[Dataset rows]
BEGIN

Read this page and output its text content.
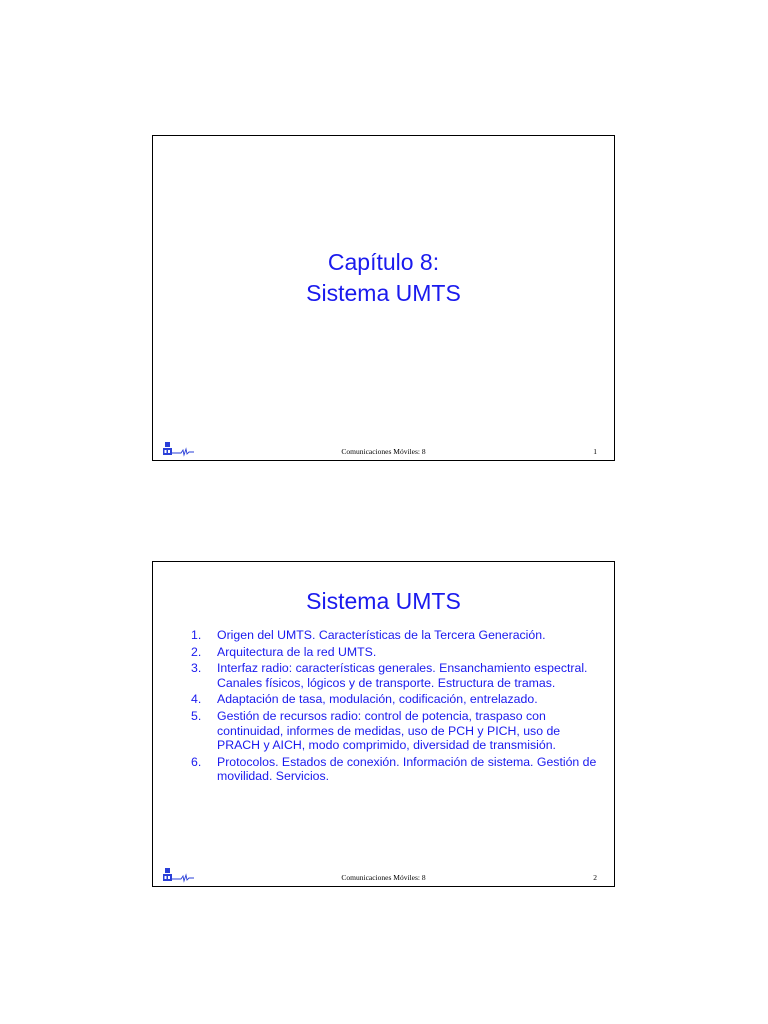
Capítulo 8:
Sistema UMTS
Comunicaciones Móviles: 8	1
Sistema UMTS
1.	Origen del UMTS. Características de la Tercera Generación.
2.	Arquitectura de la red UMTS.
3.	Interfaz radio: características generales. Ensanchamiento espectral. Canales físicos, lógicos y de transporte. Estructura de tramas.
4.	Adaptación de tasa, modulación, codificación, entrelazado.
5.	Gestión de recursos radio: control de potencia, traspaso con continuidad, informes de medidas, uso de PCH y PICH, uso de PRACH y AICH, modo comprimido, diversidad de transmisión.
6.	Protocolos. Estados de conexión. Información de sistema. Gestión de movilidad. Servicios.
Comunicaciones Móviles: 8	2
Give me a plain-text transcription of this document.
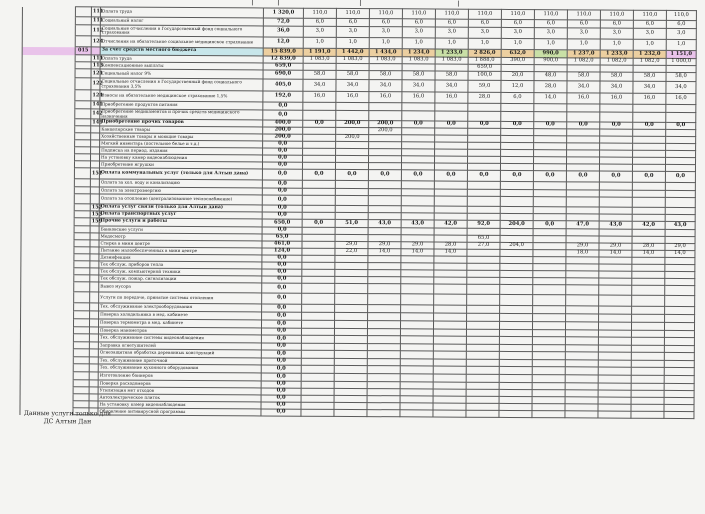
		111	Оплата труда	1 320,0	110,0	110,0	110,0	110,0	110,0	110,0	110,0	110,0	110,0	110,0	110,0	110,0
		111	Социальный налог	72,0	6,0	6,0	6,0	6,0	6,0	6,0	6,0	6,0	6,0	6,0	6,0	6,0
		112	Социальные отчисления в Государственный фонд социального страхования	36,0	3,0	3,0	3,0	3,0	3,0	3,0	3,0	3,0	3,0	3,0	3,0	3,0
		124	Отчисления на обязательное социальное медицинское страхование	12,0	1,0	1,0	1,0	1,0	1,0	1,0	1,0	1,0	1,0	1,0	1,0	1,0
	015		За счет средств местного бюджета	15 839,0	1 191,0	1 442,0	1 434,0	1 234,0	1 233,0	2 826,0	632,0	990,0	1 237,0	1 233,0	1 232,0	1 151,0
		111	Оплата труда	12 839,0	1 083,0	1 083,0	1 083,0	1 083,0	1 083,0	1 888,0	390,0	900,0	1 082,0	1 082,0	1 082,0	1 000,0
		113	Компенсационные выплаты	659,0						659,0						
		121	Социальный налог 9%	690,0	58,0	58,0	58,0	58,0	58,0	100,0	20,0	48,0	58,0	58,0	58,0	58,0
		122	Социальные отчисления в Государственный фонд социального страхования 3,5%	405,0	34,0	34,0	34,0	34,0	34,0	59,0	12,0	28,0	34,0	34,0	34,0	34,0
		124	Взносы на обязательное медицинское страхование 1,5%	192,0	16,0	16,0	16,0	16,0	16,0	28,0	6,0	14,0	16,0	16,0	16,0	16,0
		141	Приобретение продуктов питания	0,0												
		142	Приобретение медикаментов и прочих средств медицинского назначения	0,0												
		149	Приобретение прочих товаров	400,0	0,0	200,0	200,0	0,0	0,0	0,0	0,0	0,0	0,0	0,0	0,0	0,0
			Канцелярские товары	200,0			200,0									
			Хозяйственные товары и моющие товары	200,0		200,0										
			Мягкий инвентарь (постельное белье и т.д.)	0,0												
			Подписка на период. издания	0,0												
			На установку камер видеонаблюдения	0,0												
			Приобретение игрушки	0,0												
		151	Оплата коммунальных услуг (только для Алтын дана)	0,0	0,0	0,0	0,0	0,0	0,0	0,0	0,0	0,0	0,0	0,0	0,0	0,0
			Оплата за хол. воду и канализацию	0,0												
			Оплата за электроэнергию	0,0												
			Оплата за отопление (централизованное теплоснабжение)	0,0												
		152	Оплата услуг связи (только для Алтын дана)	0,0												
		153	Оплата транспортных услуг	0,0												
		159	Прочие услуги и работы	650,0	0,0	51,0	43,0	43,0	42,0	92,0	204,0	0,0	47,0	43,0	42,0	43,0
			Банковские услуги	0,0												
			Медосмотр	65,0						65,0						
			Стирка в мини центре	461,0		29,0	29,0	29,0	28,0	27,0	204,0		29,0	29,0	28,0	29,0
			Питание малообеспеченных в мини центре	124,0		22,0	14,0	14,0	14,0				18,0	14,0	14,0	14,0
			Дезинфекция	0,0												
			Тех обслуж. приборов тепла	0,0												
			Тех обслуж. компьютерной техники	0,0												
			Тех обслуж. пожар. сигнализации	0,0												
			Вывоз мусора	0,0												
			Услуги по передаче, принятие системы отопления	0,0												
			Тех. обслуживание электрооборудования	0,0												
			Поверка холодильника в мед. кабинете	0,0												
			Поверка термометра в мед. кабинете	0,0												
			Поверка манометров	0,0												
			Тех. обслуживание системы видеонаблюдения	0,0												
			Заправка огнетушителей	0,0												
			Огнезащитная обработка деревянных конструкций	0,0												
			Тех. обслуживание приточной	0,0												
			Тех. обслуживание кухонного оборудования	0,0												
			Изготовление баннеров	0,0												
			Поверка расходомеров	0,0												
			Утилизация мет отходов	0,0												
			Автоэлектрическое плиток	0,0												
			На установку камер видеонаблюдения	0,0												
			Обновление антивирусной программы	0,0												
Данные услуги только для ДС Алтын Дан
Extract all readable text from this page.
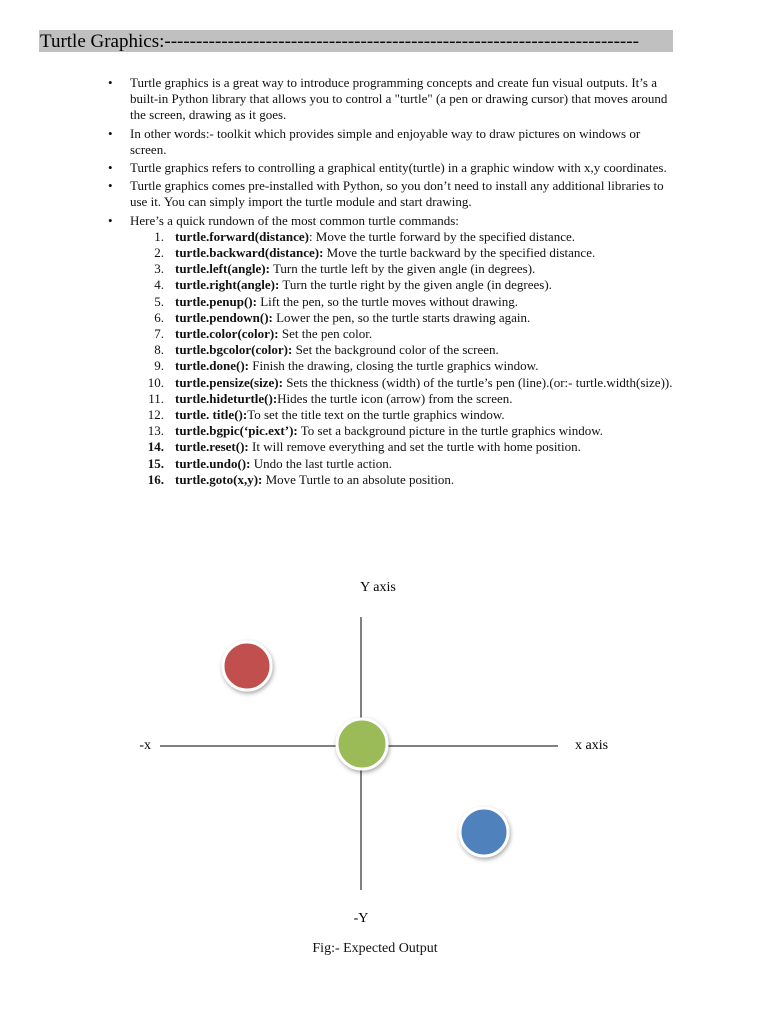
Turtle Graphics:---------------------------------------------------------------------------
• Turtle graphics is a great way to introduce programming concepts and create fun visual outputs. It’s a built-in Python library that allows you to control a "turtle" (a pen or drawing cursor) that moves around the screen, drawing as it goes.
• In other words:- toolkit which provides simple and enjoyable way to draw pictures on windows or screen.
• Turtle graphics refers to controlling a graphical entity(turtle) in a graphic window with x,y coordinates.
• Turtle graphics comes pre-installed with Python, so you don’t need to install any additional libraries to use it. You can simply import the turtle module and start drawing.
• Here’s a quick rundown of the most common turtle commands:
1. turtle.forward(distance): Move the turtle forward by the specified distance.
2. turtle.backward(distance): Move the turtle backward by the specified distance.
3. turtle.left(angle): Turn the turtle left by the given angle (in degrees).
4. turtle.right(angle): Turn the turtle right by the given angle (in degrees).
5. turtle.penup(): Lift the pen, so the turtle moves without drawing.
6. turtle.pendown(): Lower the pen, so the turtle starts drawing again.
7. turtle.color(color): Set the pen color.
8. turtle.bgcolor(color): Set the background color of the screen.
9. turtle.done(): Finish the drawing, closing the turtle graphics window.
10. turtle.pensize(size): Sets the thickness (width) of the turtle’s pen (line).(or:- turtle.width(size)).
11. turtle.hideturtle():Hides the turtle icon (arrow) from the screen.
12. turtle. title():To set the title text on the turtle graphics window.
13. turtle.bgpic(‘pic.ext’): To set a background picture in the turtle graphics window.
14. turtle.reset(): It will remove everything and set the turtle with home position.
15. turtle.undo(): Undo the last turtle action.
16. turtle.goto(x,y): Move Turtle to an absolute position.
Y axis
-x	x axis
-Y
Fig:- Expected Output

END

* **TASK DESCRIPTION**
In the listing above, find the lines holding the word "Государственный" and copy them.

* **RESPONSE TO THE EXERCISE**
		112	Социальные отчисления в Государственный фонд социального страхования	36,0	3,0	3,0	3,0	3,0	3,0	3,0	3,0	3,0	3,0	3,0	3,0	3,0
		122	Социальные отчисления в Государственный фонд социального страхования 3,5%	405,0	34,0	34,0	34,0	34,0	34,0	59,0	12,0	28,0	34,0	34,0	34,0	34,0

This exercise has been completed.